_Directions_
Exclude the pictures; give every entry again exactly as written.
== == ==
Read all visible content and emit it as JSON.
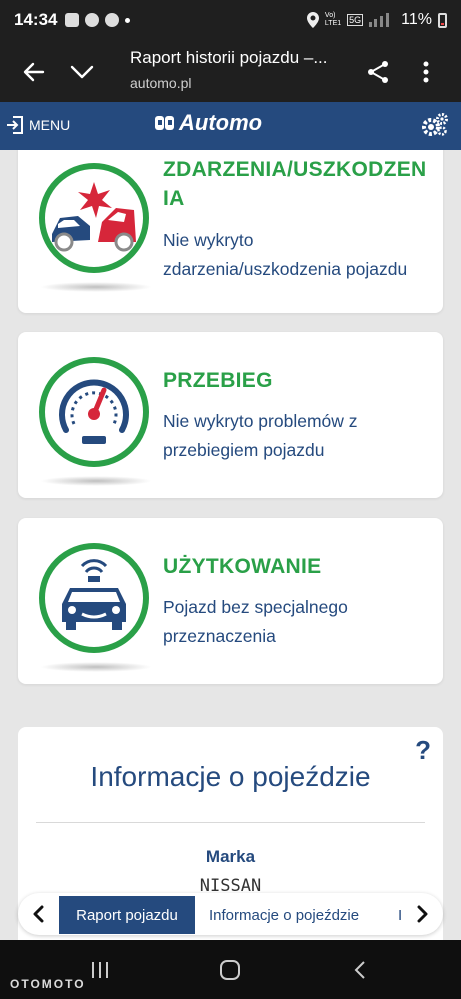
{
  "status_bar": {
    "time": "14:34",
    "net1": "Vo)",
    "net2": "LTE1",
    "g5": "5G",
    "battery": "11%"
  },
  "browser": {
    "title": "Raport historii pojazdu –...",
    "url": "automo.pl"
  },
  "site_nav": {
    "menu_label": "MENU",
    "logo_text": "Automo"
  },
  "cards": [
    {
      "title_line1": "ZDARZENIA/USZKODZEN",
      "title_line2": "IA",
      "desc_line1": "Nie wykryto",
      "desc_line2": "zdarzenia/uszkodzenia pojazdu"
    },
    {
      "title_line1": "PRZEBIEG",
      "desc_line1": "Nie wykryto problemów z",
      "desc_line2": "przebiegiem pojazdu"
    },
    {
      "title_line1": "UŻYTKOWANIE",
      "desc_line1": "Pojazd bez specjalnego",
      "desc_line2": "przeznaczenia"
    }
  ],
  "info": {
    "help": "?",
    "heading": "Informacje o pojeździe",
    "label": "Marka",
    "value": "NISSAN"
  },
  "tabs": [
    "Raport pojazdu",
    "Informacje o pojeździe",
    "I"
  ],
  "watermark": "OTOMOTO",
  "colors": {
    "navy": "#254a7e",
    "green": "#2aa048",
    "red": "#d6263a"
  }
}
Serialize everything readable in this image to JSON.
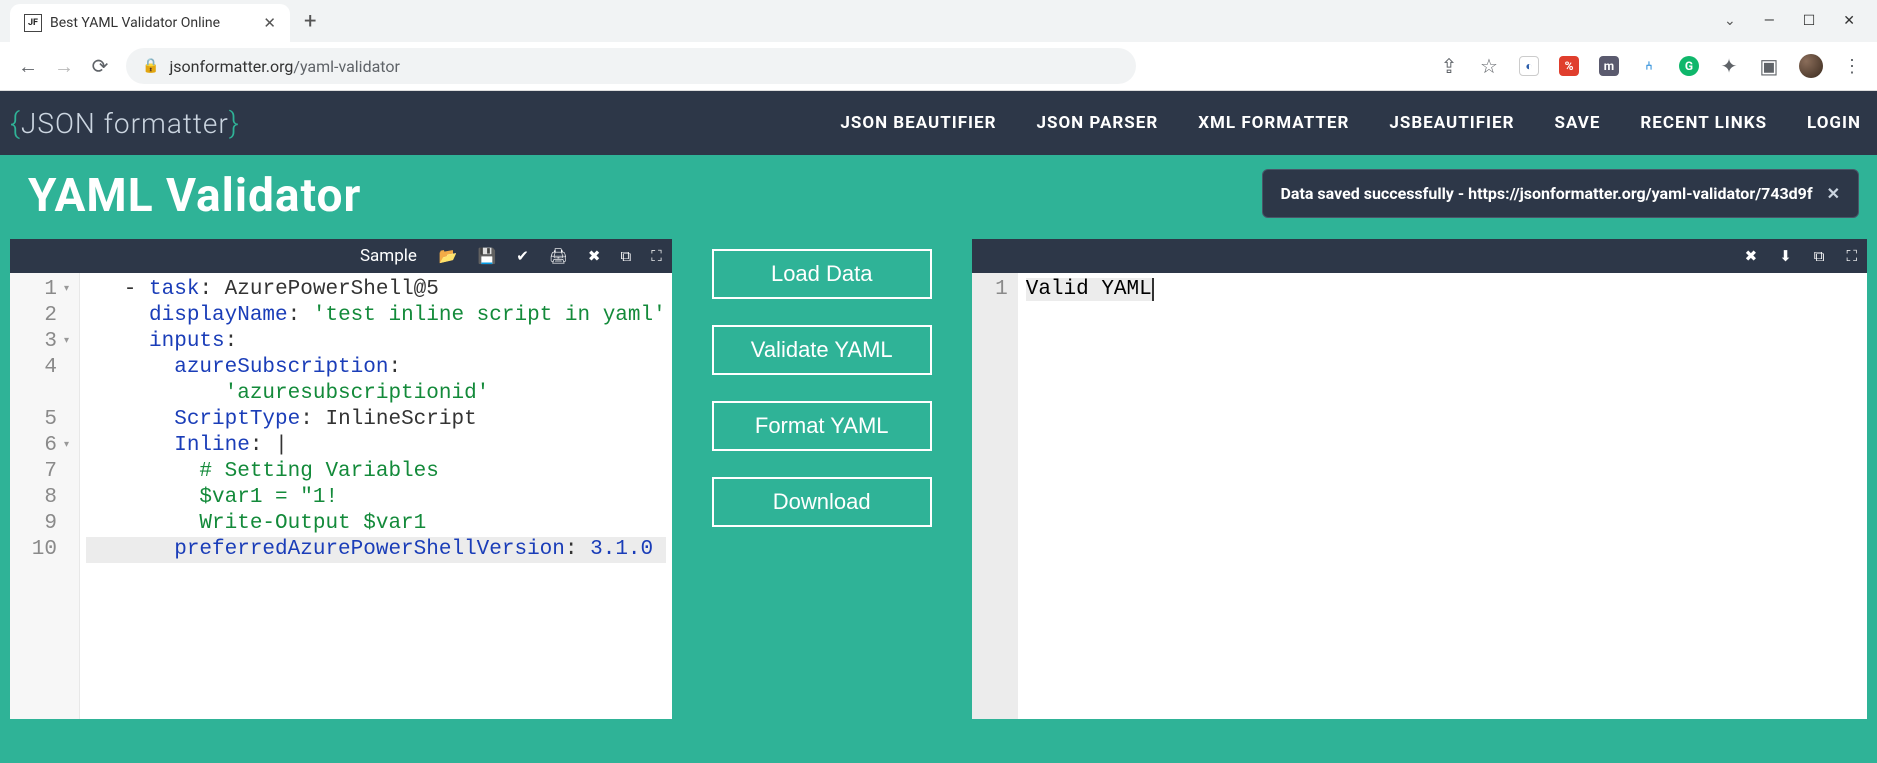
{
  "browser": {
    "tab_favicon": "JF",
    "tab_title": "Best YAML Validator Online",
    "url_host": "jsonformatter.org",
    "url_path": "/yaml-validator",
    "window_labels": {
      "minimize": "Minimize",
      "maximize": "Maximize",
      "close": "Close"
    }
  },
  "site": {
    "logo_text": "JSON formatter",
    "nav": [
      "JSON BEAUTIFIER",
      "JSON PARSER",
      "XML FORMATTER",
      "JSBEAUTIFIER",
      "SAVE",
      "RECENT LINKS",
      "LOGIN"
    ]
  },
  "page": {
    "title": "YAML Validator",
    "toast": "Data saved successfully - https://jsonformatter.org/yaml-validator/743d9f"
  },
  "editor": {
    "sample_label": "Sample",
    "gutter": [
      {
        "n": "1",
        "fold": true
      },
      {
        "n": "2",
        "fold": false
      },
      {
        "n": "3",
        "fold": true
      },
      {
        "n": "4",
        "fold": false
      },
      {
        "n": "5",
        "fold": false
      },
      {
        "n": "6",
        "fold": true
      },
      {
        "n": "7",
        "fold": false
      },
      {
        "n": "8",
        "fold": false
      },
      {
        "n": "9",
        "fold": false
      },
      {
        "n": "10",
        "fold": false
      }
    ],
    "lines": [
      [
        {
          "t": "punc",
          "v": "   - "
        },
        {
          "t": "key",
          "v": "task"
        },
        {
          "t": "punc",
          "v": ": "
        },
        {
          "t": "plain",
          "v": "AzurePowerShell@5"
        }
      ],
      [
        {
          "t": "plain",
          "v": "     "
        },
        {
          "t": "key",
          "v": "displayName"
        },
        {
          "t": "punc",
          "v": ": "
        },
        {
          "t": "str",
          "v": "'test inline script in yaml'"
        }
      ],
      [
        {
          "t": "plain",
          "v": "     "
        },
        {
          "t": "key",
          "v": "inputs"
        },
        {
          "t": "punc",
          "v": ":"
        }
      ],
      [
        {
          "t": "plain",
          "v": "       "
        },
        {
          "t": "key",
          "v": "azureSubscription"
        },
        {
          "t": "punc",
          "v": ":"
        }
      ],
      [
        {
          "t": "plain",
          "v": "           "
        },
        {
          "t": "str",
          "v": "'azuresubscriptionid'"
        }
      ],
      [
        {
          "t": "plain",
          "v": "       "
        },
        {
          "t": "key",
          "v": "ScriptType"
        },
        {
          "t": "punc",
          "v": ": "
        },
        {
          "t": "plain",
          "v": "InlineScript"
        }
      ],
      [
        {
          "t": "plain",
          "v": "       "
        },
        {
          "t": "key",
          "v": "Inline"
        },
        {
          "t": "punc",
          "v": ": "
        },
        {
          "t": "plain",
          "v": "|"
        }
      ],
      [
        {
          "t": "plain",
          "v": "         "
        },
        {
          "t": "str",
          "v": "# Setting Variables"
        }
      ],
      [
        {
          "t": "plain",
          "v": "         "
        },
        {
          "t": "str",
          "v": "$var1 = \"1!"
        }
      ],
      [
        {
          "t": "plain",
          "v": "         "
        },
        {
          "t": "str",
          "v": "Write-Output $var1"
        }
      ],
      [
        {
          "t": "plain",
          "v": "       "
        },
        {
          "t": "key",
          "v": "preferredAzurePowerShellVersion"
        },
        {
          "t": "punc",
          "v": ": "
        },
        {
          "t": "num",
          "v": "3.1.0"
        }
      ]
    ]
  },
  "buttons": {
    "load": "Load Data",
    "validate": "Validate YAML",
    "format": "Format YAML",
    "download": "Download"
  },
  "output": {
    "line_no": "1",
    "text": "Valid YAML"
  }
}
== == ==
_Output below_
Read all visible content and emit it as JSON.
{
  "status_bar": {
    "time": "14:34",
    "net1": "Vo)",
    "net2": "LTE1",
    "g5": "5G",
    "battery": "11%"
  },
  "browser": {
    "title": "Raport historii pojazdu –...",
    "url": "automo.pl"
  },
  "site_nav": {
    "menu_label": "MENU",
    "logo_text": "Automo"
  },
  "cards": [
    {
      "title_line1": "ZDARZENIA/USZKODZEN",
      "title_line2": "IA",
      "desc_line1": "Nie wykryto",
      "desc_line2": "zdarzenia/uszkodzenia pojazdu"
    },
    {
      "title_line1": "PRZEBIEG",
      "desc_line1": "Nie wykryto problemów z",
      "desc_line2": "przebiegiem pojazdu"
    },
    {
      "title_line1": "UŻYTKOWANIE",
      "desc_line1": "Pojazd bez specjalnego",
      "desc_line2": "przeznaczenia"
    }
  ],
  "info": {
    "help": "?",
    "heading": "Informacje o pojeździe",
    "label": "Marka",
    "value": "NISSAN"
  },
  "tabs": [
    "Raport pojazdu",
    "Informacje o pojeździe",
    "I"
  ],
  "watermark": "OTOMOTO",
  "colors": {
    "navy": "#254a7e",
    "green": "#2aa048",
    "red": "#d6263a"
  }
}
Serialize everything readable in this image to JSON.
{
  "browser": {
    "tab_favicon": "JF",
    "tab_title": "Best YAML Validator Online",
    "url_host": "jsonformatter.org",
    "url_path": "/yaml-validator",
    "window_labels": {
      "minimize": "Minimize",
      "maximize": "Maximize",
      "close": "Close"
    }
  },
  "site": {
    "logo_text": "JSON formatter",
    "nav": [
      "JSON BEAUTIFIER",
      "JSON PARSER",
      "XML FORMATTER",
      "JSBEAUTIFIER",
      "SAVE",
      "RECENT LINKS",
      "LOGIN"
    ]
  },
  "page": {
    "title": "YAML Validator",
    "toast": "Data saved successfully - https://jsonformatter.org/yaml-validator/743d9f"
  },
  "editor": {
    "sample_label": "Sample",
    "gutter": [
      {
        "n": "1",
        "fold": true
      },
      {
        "n": "2",
        "fold": false
      },
      {
        "n": "3",
        "fold": true
      },
      {
        "n": "4",
        "fold": false
      },
      {
        "n": "5",
        "fold": false
      },
      {
        "n": "6",
        "fold": true
      },
      {
        "n": "7",
        "fold": false
      },
      {
        "n": "8",
        "fold": false
      },
      {
        "n": "9",
        "fold": false
      },
      {
        "n": "10",
        "fold": false
      }
    ],
    "lines": [
      [
        {
          "t": "punc",
          "v": "   - "
        },
        {
          "t": "key",
          "v": "task"
        },
        {
          "t": "punc",
          "v": ": "
        },
        {
          "t": "plain",
          "v": "AzurePowerShell@5"
        }
      ],
      [
        {
          "t": "plain",
          "v": "     "
        },
        {
          "t": "key",
          "v": "displayName"
        },
        {
          "t": "punc",
          "v": ": "
        },
        {
          "t": "str",
          "v": "'test inline script in yaml'"
        }
      ],
      [
        {
          "t": "plain",
          "v": "     "
        },
        {
          "t": "key",
          "v": "inputs"
        },
        {
          "t": "punc",
          "v": ":"
        }
      ],
      [
        {
          "t": "plain",
          "v": "       "
        },
        {
          "t": "key",
          "v": "azureSubscription"
        },
        {
          "t": "punc",
          "v": ":"
        }
      ],
      [
        {
          "t": "plain",
          "v": "           "
        },
        {
          "t": "str",
          "v": "'azuresubscriptionid'"
        }
      ],
      [
        {
          "t": "plain",
          "v": "       "
        },
        {
          "t": "key",
          "v": "ScriptType"
        },
        {
          "t": "punc",
          "v": ": "
        },
        {
          "t": "plain",
          "v": "InlineScript"
        }
      ],
      [
        {
          "t": "plain",
          "v": "       "
        },
        {
          "t": "key",
          "v": "Inline"
        },
        {
          "t": "punc",
          "v": ": "
        },
        {
          "t": "plain",
          "v": "|"
        }
      ],
      [
        {
          "t": "plain",
          "v": "         "
        },
        {
          "t": "str",
          "v": "# Setting Variables"
        }
      ],
      [
        {
          "t": "plain",
          "v": "         "
        },
        {
          "t": "str",
          "v": "$var1 = \"1!"
        }
      ],
      [
        {
          "t": "plain",
          "v": "         "
        },
        {
          "t": "str",
          "v": "Write-Output $var1"
        }
      ],
      [
        {
          "t": "plain",
          "v": "       "
        },
        {
          "t": "key",
          "v": "preferredAzurePowerShellVersion"
        },
        {
          "t": "punc",
          "v": ": "
        },
        {
          "t": "num",
          "v": "3.1.0"
        }
      ]
    ]
  },
  "buttons": {
    "load": "Load Data",
    "validate": "Validate YAML",
    "format": "Format YAML",
    "download": "Download"
  },
  "output": {
    "line_no": "1",
    "text": "Valid YAML"
  }
}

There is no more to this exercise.